:: JOB ::
Check every line of the material below for the string "电子电器应用与维修", and return the ones that have it.

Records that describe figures
****************

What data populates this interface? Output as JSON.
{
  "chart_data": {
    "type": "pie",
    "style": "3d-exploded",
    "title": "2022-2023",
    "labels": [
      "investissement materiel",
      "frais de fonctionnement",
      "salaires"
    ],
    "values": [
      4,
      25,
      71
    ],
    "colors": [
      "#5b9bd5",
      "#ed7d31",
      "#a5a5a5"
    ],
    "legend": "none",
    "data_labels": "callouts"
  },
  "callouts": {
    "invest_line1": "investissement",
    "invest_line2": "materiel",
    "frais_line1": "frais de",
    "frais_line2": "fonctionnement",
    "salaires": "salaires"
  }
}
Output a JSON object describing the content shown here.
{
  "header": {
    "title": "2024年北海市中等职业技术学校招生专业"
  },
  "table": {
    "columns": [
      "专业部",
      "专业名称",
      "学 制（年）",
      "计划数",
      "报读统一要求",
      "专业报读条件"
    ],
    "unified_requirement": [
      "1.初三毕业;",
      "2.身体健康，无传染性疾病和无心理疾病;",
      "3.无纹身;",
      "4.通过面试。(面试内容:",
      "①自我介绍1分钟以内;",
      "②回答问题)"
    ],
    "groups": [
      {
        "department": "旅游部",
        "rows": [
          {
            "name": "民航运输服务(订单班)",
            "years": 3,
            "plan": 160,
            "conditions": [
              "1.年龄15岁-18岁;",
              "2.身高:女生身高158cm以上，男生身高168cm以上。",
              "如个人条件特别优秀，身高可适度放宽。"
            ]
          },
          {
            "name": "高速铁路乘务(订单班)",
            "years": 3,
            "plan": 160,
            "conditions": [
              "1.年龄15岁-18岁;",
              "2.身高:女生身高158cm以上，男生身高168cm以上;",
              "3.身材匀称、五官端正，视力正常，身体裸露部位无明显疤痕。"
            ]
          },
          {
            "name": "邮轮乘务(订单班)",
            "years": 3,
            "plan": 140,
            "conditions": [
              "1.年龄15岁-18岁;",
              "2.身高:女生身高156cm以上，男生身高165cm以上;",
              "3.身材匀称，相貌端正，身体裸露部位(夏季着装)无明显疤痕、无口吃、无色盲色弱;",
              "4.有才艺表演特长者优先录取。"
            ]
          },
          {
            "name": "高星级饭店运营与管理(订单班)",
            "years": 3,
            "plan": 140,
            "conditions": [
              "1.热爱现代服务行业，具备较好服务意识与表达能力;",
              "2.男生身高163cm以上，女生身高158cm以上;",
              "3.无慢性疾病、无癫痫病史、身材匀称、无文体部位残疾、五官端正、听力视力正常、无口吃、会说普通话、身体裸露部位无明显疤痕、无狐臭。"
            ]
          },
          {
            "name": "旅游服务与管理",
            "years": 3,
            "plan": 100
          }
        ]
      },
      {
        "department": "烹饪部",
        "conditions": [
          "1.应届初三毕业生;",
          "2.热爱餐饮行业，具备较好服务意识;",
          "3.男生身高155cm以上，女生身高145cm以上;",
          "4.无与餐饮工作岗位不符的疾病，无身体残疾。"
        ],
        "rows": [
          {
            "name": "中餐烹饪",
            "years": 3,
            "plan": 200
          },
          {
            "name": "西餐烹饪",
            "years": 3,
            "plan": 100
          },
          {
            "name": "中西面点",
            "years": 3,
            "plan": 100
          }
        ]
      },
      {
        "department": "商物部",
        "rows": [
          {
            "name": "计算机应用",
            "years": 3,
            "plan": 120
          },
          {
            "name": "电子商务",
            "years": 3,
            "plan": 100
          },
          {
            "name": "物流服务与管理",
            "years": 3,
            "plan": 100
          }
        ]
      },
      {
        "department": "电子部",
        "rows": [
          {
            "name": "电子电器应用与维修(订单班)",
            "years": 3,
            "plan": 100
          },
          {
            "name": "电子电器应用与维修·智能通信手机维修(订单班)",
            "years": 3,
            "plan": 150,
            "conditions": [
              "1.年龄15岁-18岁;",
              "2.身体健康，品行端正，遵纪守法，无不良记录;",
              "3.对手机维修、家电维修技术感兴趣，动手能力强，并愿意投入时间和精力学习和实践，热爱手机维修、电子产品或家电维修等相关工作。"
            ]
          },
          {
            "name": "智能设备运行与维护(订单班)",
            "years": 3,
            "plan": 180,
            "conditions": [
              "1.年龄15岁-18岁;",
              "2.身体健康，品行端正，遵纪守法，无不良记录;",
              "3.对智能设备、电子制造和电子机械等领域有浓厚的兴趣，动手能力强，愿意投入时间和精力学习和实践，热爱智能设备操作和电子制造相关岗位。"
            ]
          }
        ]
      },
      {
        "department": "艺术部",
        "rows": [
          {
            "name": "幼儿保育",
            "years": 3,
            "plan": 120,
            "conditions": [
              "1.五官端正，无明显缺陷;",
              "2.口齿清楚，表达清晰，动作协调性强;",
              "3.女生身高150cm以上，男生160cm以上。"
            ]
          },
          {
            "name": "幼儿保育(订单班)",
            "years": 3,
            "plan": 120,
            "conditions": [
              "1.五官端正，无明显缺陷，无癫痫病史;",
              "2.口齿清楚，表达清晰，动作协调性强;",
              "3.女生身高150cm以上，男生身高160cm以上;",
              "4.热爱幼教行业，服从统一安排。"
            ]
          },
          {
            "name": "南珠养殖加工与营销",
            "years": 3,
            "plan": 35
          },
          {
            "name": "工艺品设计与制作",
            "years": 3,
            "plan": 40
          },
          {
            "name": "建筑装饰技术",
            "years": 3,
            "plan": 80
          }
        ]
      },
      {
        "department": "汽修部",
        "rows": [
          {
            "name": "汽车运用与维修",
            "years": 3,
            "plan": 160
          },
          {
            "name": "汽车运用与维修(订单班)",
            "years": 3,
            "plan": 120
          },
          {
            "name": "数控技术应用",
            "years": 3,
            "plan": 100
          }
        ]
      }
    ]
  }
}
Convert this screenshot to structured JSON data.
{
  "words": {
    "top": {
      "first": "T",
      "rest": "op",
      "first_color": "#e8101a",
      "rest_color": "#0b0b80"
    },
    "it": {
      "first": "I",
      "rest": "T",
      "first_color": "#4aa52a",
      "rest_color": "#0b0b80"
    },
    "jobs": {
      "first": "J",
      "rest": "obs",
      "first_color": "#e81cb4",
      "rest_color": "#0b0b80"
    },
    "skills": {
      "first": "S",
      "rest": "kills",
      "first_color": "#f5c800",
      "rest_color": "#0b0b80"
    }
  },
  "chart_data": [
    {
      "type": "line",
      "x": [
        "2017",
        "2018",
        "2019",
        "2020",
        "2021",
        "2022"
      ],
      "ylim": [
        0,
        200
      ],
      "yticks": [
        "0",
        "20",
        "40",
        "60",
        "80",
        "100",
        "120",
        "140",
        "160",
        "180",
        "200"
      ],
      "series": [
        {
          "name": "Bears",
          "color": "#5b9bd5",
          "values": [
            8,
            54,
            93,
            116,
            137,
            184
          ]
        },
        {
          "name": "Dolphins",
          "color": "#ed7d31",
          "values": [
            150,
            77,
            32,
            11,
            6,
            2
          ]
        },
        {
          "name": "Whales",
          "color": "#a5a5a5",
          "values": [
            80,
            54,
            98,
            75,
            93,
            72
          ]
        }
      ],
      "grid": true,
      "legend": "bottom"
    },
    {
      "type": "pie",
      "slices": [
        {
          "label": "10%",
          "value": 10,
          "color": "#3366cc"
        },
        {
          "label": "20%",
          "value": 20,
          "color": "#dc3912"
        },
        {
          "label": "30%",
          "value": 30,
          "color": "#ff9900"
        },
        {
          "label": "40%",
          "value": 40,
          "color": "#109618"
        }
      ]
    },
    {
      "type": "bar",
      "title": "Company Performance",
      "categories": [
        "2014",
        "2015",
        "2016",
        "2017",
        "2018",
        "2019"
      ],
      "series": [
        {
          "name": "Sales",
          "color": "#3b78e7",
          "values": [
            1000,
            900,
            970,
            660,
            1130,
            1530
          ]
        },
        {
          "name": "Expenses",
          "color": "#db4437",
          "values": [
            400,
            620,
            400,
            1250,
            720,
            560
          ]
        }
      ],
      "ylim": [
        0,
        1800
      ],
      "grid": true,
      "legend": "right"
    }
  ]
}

****************

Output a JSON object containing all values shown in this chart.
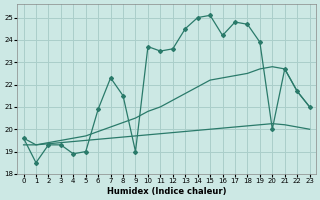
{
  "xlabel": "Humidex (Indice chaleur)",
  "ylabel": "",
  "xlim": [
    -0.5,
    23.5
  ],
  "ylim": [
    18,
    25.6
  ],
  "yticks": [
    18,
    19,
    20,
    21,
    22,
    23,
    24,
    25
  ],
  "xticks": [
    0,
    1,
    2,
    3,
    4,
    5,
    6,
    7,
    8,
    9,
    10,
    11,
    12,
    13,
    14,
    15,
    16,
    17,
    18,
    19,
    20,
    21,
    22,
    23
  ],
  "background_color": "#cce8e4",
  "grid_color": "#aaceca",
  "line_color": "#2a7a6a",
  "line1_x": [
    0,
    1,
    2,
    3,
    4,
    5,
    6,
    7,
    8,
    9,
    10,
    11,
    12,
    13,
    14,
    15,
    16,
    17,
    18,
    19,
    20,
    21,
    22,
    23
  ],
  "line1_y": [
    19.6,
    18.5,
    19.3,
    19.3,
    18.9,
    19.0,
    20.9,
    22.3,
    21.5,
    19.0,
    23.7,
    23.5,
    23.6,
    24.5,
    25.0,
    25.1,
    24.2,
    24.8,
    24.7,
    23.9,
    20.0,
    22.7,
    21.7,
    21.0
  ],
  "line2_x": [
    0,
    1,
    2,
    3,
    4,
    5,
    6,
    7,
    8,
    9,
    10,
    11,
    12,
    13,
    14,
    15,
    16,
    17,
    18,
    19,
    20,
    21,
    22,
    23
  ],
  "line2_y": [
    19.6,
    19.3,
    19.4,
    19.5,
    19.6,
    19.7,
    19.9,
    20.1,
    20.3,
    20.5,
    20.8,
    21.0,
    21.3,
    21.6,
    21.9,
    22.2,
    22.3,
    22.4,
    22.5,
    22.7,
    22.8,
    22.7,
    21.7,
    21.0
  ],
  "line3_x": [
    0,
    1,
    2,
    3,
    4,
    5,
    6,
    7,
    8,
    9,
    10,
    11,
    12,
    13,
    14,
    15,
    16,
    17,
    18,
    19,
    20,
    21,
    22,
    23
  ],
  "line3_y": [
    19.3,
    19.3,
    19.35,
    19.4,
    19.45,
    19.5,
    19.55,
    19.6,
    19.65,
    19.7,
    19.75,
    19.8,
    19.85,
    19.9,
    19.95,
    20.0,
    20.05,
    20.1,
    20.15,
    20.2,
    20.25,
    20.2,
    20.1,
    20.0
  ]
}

****************

:: SOLUTION FOR THIS TASK ::
            "name": "电子电器应用与维修(订单班)",
            "name": "电子电器应用与维修·智能通信手机维修(订单班)",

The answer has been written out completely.